Brief –
Report every line below that holds the word "from".

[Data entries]
■ ■ ■ ■ ■
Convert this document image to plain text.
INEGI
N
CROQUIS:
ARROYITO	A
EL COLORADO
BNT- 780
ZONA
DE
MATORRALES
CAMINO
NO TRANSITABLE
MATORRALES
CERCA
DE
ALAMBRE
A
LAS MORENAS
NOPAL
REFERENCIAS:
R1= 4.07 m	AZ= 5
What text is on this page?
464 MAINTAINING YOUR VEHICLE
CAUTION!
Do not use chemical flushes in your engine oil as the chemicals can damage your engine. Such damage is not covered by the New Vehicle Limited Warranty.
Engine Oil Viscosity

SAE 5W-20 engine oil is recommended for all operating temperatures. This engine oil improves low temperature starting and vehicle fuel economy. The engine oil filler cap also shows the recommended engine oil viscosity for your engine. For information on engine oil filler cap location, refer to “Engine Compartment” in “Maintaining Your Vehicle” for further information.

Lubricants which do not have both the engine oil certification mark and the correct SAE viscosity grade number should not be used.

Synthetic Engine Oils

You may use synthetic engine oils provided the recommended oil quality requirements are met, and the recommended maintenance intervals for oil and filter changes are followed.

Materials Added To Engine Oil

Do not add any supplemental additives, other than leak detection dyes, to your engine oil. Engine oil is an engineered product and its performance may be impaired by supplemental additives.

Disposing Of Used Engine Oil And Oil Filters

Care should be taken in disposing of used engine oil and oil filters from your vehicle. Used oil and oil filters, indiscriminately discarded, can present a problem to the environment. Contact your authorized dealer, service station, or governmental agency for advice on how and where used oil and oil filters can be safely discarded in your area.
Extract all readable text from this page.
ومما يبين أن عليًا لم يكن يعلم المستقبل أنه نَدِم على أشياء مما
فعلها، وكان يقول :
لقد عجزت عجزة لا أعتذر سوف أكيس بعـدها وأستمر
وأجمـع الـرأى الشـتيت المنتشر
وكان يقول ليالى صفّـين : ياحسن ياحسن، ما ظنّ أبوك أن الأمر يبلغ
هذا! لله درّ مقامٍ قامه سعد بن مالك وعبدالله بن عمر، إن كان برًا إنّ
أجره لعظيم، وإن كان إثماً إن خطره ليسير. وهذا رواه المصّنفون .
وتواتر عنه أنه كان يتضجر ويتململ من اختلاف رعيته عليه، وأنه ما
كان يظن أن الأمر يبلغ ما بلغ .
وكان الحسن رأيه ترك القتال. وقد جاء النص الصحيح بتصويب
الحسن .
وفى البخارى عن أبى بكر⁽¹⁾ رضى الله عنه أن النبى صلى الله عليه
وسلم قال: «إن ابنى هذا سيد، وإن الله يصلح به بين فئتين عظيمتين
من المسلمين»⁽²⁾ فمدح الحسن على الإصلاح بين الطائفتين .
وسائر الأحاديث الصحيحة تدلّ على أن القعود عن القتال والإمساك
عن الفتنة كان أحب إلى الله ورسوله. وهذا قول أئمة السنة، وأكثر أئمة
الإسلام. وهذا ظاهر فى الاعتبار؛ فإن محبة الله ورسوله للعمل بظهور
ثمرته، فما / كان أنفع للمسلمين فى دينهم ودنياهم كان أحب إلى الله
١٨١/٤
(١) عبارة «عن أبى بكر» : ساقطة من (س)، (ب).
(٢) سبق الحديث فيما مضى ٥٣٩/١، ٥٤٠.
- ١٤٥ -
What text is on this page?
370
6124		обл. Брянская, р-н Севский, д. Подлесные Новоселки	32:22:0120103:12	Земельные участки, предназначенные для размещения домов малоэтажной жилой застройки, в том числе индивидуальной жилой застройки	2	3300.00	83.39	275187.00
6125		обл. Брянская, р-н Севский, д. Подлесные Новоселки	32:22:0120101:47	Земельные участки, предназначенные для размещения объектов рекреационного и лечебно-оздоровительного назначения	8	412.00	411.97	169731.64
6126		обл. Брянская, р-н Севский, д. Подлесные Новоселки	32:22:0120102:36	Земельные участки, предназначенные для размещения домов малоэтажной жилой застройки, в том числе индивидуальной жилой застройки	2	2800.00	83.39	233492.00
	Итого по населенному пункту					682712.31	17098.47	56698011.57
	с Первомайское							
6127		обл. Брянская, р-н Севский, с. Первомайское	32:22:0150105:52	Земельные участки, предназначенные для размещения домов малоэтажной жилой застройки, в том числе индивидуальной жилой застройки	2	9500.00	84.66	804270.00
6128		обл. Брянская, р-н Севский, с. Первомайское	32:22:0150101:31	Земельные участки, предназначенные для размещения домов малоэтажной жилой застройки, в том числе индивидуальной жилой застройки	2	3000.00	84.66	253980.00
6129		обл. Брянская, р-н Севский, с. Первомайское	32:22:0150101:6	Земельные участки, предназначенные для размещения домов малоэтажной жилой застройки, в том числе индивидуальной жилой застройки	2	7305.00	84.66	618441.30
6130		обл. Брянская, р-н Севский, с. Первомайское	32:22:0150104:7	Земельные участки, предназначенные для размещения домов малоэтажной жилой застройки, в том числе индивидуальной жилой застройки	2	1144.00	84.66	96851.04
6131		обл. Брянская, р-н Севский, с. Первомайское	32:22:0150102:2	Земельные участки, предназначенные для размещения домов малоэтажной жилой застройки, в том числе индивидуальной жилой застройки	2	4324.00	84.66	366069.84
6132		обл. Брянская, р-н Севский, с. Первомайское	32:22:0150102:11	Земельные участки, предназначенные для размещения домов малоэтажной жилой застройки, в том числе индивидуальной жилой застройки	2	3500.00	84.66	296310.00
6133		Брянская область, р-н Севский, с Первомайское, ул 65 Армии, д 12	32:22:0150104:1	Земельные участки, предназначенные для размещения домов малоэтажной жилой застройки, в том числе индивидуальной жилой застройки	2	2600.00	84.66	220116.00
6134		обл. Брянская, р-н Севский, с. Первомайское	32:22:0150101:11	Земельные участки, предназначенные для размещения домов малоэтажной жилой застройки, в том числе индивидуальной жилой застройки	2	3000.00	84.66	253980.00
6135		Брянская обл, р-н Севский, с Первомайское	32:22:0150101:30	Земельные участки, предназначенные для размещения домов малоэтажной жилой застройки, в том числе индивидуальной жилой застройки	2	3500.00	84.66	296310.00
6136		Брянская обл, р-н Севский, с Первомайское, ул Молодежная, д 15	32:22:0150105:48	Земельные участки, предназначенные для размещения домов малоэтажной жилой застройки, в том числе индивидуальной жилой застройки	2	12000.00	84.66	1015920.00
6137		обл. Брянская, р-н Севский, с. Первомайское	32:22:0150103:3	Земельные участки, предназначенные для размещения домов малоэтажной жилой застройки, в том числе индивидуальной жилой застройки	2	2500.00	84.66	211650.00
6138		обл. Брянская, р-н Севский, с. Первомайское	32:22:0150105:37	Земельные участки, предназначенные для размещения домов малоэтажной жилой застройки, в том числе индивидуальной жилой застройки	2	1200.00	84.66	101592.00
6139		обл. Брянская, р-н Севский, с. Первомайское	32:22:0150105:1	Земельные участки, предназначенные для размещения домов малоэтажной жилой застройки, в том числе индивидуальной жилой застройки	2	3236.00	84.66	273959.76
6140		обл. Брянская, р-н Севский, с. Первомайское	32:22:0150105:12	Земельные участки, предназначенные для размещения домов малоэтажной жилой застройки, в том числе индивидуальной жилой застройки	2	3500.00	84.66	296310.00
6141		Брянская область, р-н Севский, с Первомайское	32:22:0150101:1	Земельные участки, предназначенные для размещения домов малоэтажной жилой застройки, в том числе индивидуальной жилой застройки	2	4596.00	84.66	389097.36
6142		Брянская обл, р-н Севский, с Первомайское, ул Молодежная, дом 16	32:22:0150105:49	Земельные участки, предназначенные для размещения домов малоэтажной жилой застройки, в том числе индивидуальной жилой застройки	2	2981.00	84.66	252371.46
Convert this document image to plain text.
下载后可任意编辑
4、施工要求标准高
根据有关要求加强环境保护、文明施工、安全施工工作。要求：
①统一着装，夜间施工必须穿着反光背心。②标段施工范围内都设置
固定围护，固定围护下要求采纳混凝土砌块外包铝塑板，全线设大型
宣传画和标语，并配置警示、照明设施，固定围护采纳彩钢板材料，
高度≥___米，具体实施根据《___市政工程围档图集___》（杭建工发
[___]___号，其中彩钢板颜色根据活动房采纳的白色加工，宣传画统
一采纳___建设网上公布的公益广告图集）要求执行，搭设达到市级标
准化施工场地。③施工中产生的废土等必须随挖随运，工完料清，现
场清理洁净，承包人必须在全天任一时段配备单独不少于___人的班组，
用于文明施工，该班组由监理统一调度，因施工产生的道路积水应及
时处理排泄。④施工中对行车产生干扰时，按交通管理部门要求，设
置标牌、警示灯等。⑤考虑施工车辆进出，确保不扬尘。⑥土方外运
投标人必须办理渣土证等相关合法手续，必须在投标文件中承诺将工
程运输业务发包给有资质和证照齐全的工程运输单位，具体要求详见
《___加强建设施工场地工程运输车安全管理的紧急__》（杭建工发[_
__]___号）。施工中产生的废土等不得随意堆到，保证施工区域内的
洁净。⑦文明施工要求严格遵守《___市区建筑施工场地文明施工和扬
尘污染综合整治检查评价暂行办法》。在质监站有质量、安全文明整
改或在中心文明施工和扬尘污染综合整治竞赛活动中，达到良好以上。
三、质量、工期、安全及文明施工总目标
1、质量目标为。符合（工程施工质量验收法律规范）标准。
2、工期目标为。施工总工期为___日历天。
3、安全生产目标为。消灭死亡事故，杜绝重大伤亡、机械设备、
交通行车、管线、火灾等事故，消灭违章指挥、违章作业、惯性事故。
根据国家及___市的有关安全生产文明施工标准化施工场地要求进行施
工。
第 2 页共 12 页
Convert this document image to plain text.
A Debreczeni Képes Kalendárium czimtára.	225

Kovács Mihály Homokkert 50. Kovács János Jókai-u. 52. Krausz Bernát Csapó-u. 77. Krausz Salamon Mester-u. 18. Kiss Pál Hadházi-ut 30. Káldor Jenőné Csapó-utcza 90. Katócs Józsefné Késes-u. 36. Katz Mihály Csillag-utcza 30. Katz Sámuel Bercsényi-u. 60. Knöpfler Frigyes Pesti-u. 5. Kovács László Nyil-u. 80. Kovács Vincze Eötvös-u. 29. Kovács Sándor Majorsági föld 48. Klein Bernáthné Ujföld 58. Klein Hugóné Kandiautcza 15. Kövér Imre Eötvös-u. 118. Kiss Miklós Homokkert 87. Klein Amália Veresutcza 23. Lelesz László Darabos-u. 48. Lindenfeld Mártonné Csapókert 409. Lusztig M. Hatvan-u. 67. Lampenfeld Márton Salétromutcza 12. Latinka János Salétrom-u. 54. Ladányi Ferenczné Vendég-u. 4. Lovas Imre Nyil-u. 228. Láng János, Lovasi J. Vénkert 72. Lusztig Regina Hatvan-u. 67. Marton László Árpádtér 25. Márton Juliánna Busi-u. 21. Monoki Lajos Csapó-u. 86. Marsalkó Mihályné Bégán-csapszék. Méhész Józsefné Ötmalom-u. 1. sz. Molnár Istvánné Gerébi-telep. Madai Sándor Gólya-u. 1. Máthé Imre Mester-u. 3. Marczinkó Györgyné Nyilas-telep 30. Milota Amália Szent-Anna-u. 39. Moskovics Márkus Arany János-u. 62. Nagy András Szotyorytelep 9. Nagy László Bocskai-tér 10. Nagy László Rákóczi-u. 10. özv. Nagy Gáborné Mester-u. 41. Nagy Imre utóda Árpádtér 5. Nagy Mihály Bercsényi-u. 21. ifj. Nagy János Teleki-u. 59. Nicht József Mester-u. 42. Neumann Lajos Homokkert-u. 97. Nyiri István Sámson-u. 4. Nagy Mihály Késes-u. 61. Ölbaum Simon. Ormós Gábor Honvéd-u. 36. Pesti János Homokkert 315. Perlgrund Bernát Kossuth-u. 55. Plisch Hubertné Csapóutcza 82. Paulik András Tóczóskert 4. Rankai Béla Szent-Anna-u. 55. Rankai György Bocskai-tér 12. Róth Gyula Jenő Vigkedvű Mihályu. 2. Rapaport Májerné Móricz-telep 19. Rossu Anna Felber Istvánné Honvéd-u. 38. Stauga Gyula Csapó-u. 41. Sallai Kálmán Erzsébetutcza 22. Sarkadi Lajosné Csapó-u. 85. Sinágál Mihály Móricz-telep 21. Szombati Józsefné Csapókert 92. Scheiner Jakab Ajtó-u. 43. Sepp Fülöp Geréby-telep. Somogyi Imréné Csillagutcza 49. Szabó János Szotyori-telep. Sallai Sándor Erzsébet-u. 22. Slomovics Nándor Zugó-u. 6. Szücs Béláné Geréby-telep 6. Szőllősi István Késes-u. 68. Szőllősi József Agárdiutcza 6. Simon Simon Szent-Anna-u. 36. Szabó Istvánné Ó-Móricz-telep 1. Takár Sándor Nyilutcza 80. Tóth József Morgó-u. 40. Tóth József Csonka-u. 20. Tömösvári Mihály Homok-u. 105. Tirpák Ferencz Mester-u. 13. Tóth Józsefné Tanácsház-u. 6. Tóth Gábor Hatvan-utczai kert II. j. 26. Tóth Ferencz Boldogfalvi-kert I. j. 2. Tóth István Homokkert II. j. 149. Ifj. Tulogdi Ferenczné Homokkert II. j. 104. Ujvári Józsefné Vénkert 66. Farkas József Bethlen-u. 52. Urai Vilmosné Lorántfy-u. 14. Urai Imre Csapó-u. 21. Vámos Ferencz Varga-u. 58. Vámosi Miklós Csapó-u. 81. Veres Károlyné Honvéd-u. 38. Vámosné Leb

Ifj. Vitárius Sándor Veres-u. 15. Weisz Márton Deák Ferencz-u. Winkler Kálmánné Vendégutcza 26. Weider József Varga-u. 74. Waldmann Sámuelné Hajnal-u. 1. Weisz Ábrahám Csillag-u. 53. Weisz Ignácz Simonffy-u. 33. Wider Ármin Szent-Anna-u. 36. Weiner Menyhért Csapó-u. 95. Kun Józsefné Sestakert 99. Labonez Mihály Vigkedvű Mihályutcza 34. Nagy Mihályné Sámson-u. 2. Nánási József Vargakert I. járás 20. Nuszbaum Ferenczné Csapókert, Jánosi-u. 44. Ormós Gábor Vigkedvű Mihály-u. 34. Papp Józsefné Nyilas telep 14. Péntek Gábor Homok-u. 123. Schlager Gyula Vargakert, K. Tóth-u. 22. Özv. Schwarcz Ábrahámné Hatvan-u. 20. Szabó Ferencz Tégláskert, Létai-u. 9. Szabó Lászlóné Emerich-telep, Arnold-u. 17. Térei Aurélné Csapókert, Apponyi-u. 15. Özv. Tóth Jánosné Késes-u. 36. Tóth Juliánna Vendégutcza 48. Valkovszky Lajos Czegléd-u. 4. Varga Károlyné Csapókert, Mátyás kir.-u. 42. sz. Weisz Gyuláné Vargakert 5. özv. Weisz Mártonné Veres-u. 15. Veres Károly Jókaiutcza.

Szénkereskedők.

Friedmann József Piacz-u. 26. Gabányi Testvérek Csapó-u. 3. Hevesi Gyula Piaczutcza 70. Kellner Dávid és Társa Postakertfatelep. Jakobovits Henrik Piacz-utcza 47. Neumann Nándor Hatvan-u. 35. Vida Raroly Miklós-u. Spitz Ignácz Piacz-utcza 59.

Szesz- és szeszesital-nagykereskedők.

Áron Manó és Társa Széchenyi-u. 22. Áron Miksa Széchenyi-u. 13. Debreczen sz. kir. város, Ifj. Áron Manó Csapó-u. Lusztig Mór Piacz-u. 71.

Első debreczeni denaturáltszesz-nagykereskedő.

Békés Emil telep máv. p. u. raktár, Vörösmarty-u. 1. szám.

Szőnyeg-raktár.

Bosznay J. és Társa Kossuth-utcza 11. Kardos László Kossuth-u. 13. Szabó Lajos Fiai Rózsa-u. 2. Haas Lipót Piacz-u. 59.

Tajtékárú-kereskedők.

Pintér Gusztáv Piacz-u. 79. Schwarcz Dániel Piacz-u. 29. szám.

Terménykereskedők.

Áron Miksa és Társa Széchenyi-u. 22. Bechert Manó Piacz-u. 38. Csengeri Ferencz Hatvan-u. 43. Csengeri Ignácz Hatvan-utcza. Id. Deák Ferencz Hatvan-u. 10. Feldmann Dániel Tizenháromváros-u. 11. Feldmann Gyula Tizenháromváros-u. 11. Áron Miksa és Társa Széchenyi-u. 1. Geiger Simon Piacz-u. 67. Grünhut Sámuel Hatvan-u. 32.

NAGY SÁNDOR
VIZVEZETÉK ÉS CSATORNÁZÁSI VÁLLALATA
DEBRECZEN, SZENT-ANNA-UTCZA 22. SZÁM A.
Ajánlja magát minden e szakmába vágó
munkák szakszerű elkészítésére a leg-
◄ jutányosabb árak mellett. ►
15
■ ■ ■ ■ ■
Written response –
Care should be taken in disposing of used engine oil and oil filters from your vehicle. Used oil and oil filters, indiscriminately discarded, can present a problem to the environment. Contact your authorized dealer, service station, or governmental agency for advice on how and where used oil and oil filters can be safely discarded in your area.
Extract all readable text from this page.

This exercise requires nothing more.